- **EXERCISE INSTRUCTIONS**
Print the data exactly as it is given, please.
===== SUPPLIED DATA =====
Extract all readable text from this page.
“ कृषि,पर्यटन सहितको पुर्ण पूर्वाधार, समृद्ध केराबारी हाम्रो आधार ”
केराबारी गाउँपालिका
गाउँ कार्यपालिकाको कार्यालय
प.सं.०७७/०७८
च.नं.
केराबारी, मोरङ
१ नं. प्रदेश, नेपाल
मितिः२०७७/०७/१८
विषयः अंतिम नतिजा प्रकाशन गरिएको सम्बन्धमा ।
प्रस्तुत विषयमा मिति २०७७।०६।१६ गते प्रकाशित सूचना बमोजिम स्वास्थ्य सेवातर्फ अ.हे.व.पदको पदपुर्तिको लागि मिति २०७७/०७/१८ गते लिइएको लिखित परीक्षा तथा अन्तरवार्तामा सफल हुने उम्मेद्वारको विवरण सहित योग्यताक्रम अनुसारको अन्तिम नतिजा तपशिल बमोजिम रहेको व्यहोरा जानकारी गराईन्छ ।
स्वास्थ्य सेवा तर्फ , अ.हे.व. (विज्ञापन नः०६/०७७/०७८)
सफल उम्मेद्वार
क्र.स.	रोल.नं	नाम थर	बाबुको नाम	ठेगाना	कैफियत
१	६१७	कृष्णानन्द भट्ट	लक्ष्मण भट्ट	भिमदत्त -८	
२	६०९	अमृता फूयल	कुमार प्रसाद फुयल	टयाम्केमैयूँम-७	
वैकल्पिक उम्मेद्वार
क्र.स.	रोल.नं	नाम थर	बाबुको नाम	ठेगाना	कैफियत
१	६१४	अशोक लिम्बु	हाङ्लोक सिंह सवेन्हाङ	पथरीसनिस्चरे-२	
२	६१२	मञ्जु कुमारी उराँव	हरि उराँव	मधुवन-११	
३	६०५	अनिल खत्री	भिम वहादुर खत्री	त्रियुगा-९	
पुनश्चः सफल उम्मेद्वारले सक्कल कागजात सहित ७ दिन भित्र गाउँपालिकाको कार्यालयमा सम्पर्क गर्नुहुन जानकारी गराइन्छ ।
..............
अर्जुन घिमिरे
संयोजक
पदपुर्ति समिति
=====
- **OUTPUT FOR THIS EXERCISE**
Extract all readable text from this page.
“ कृषि,पर्यटन सहितको पुर्ण पूर्वाधार, समृद्ध केराबारी हाम्रो आधार ”
केराबारी गाउँपालिका
गाउँ कार्यपालिकाको कार्यालय
प.सं.०७७/०७८
च.नं.
केराबारी, मोरङ
१ नं. प्रदेश, नेपाल
मितिः२०७७/०७/१८
विषयः अंतिम नतिजा प्रकाशन गरिएको सम्बन्धमा ।
प्रस्तुत विषयमा मिति २०७७।०६।१६ गते प्रकाशित सूचना बमोजिम स्वास्थ्य सेवातर्फ अ.हे.व.पदको पदपुर्तिको लागि मिति २०७७/०७/१८ गते लिइएको लिखित परीक्षा तथा अन्तरवार्तामा सफल हुने उम्मेद्वारको विवरण सहित योग्यताक्रम अनुसारको अन्तिम नतिजा तपशिल बमोजिम रहेको व्यहोरा जानकारी गराईन्छ ।
स्वास्थ्य सेवा तर्फ , अ.हे.व. (विज्ञापन नः०६/०७७/०७८)
सफल उम्मेद्वार
क्र.स.	रोल.नं	नाम थर	बाबुको नाम	ठेगाना	कैफियत
१	६१७	कृष्णानन्द भट्ट	लक्ष्मण भट्ट	भिमदत्त -८	
२	६०९	अमृता फूयल	कुमार प्रसाद फुयल	टयाम्केमैयूँम-७	
वैकल्पिक उम्मेद्वार
क्र.स.	रोल.नं	नाम थर	बाबुको नाम	ठेगाना	कैफियत
१	६१४	अशोक लिम्बु	हाङ्लोक सिंह सवेन्हाङ	पथरीसनिस्चरे-२	
२	६१२	मञ्जु कुमारी उराँव	हरि उराँव	मधुवन-११	
३	६०५	अनिल खत्री	भिम वहादुर खत्री	त्रियुगा-९	
पुनश्चः सफल उम्मेद्वारले सक्कल कागजात सहित ७ दिन भित्र गाउँपालिकाको कार्यालयमा सम्पर्क गर्नुहुन जानकारी गराइन्छ ।
..............
अर्जुन घिमिरे
संयोजक
पदपुर्ति समिति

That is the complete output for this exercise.